======== Input rows ========

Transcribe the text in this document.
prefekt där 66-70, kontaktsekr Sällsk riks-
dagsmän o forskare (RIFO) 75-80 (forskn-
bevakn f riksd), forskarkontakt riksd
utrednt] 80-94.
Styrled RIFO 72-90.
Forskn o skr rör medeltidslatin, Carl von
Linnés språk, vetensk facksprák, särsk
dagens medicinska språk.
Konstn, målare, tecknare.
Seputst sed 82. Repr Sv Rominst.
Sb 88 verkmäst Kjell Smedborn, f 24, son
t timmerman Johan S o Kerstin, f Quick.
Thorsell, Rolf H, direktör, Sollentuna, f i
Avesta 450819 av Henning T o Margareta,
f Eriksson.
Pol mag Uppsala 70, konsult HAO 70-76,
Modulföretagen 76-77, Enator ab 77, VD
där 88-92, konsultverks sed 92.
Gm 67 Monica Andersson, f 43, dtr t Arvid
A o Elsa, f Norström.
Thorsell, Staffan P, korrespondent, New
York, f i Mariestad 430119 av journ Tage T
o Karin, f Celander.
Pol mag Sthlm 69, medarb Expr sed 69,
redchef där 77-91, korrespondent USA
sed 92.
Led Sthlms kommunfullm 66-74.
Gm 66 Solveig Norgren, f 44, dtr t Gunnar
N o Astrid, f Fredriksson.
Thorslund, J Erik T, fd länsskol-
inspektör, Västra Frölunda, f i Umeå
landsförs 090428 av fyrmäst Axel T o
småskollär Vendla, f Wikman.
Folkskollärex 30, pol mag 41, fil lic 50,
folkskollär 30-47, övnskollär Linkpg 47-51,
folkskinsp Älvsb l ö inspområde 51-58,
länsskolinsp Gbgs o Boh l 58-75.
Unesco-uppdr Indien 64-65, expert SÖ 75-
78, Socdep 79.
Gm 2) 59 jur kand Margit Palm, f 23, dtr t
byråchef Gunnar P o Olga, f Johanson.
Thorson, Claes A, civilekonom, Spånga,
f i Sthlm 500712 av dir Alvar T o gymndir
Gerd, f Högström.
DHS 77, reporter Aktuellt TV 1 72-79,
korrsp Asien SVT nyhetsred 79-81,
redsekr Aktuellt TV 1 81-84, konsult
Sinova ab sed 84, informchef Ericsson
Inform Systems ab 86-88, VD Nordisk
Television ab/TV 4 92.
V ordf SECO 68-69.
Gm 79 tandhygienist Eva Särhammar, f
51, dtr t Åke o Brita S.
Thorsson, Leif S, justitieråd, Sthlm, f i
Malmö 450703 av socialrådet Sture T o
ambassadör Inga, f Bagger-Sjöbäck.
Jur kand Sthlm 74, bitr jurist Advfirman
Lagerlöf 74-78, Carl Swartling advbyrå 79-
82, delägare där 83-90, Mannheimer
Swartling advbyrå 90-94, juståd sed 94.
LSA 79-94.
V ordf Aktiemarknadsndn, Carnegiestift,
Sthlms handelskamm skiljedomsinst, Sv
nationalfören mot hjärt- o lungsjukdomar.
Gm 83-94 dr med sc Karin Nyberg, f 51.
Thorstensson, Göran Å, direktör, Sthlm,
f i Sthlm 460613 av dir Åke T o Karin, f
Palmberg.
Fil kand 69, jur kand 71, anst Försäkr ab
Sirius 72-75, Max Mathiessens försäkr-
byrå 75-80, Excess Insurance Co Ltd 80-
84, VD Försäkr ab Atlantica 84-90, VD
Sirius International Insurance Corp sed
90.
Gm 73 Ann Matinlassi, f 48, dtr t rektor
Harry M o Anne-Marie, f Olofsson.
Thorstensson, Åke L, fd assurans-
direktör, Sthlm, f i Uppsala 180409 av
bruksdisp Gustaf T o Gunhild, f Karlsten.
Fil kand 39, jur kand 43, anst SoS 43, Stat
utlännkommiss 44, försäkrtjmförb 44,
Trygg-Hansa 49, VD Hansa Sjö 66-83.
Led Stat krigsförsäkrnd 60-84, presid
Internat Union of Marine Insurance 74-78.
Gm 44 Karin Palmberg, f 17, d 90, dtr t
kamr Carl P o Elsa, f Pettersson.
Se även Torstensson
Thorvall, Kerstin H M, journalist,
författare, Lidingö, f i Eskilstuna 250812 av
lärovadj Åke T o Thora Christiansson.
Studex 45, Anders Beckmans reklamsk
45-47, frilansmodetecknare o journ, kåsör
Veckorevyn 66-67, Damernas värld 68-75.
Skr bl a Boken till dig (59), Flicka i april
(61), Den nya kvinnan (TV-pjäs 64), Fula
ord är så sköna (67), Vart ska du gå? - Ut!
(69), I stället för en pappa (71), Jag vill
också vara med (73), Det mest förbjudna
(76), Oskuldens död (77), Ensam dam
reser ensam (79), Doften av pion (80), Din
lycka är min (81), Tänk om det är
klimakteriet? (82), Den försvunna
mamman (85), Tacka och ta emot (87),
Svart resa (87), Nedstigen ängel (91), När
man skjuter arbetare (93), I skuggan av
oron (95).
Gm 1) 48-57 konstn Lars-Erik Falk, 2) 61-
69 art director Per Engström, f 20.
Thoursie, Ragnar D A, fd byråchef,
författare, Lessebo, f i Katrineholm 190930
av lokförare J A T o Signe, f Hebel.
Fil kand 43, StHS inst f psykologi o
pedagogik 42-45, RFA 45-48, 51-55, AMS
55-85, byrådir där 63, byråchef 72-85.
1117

========

#### Your task:
List all lines where "byråchef" occurs.

#### Worked solution:
byråchef Gunnar P o Olga, f Johanson.
Thoursie, Ragnar D A, fd byråchef,
55-85, byrådir där 63, byråchef 72-85.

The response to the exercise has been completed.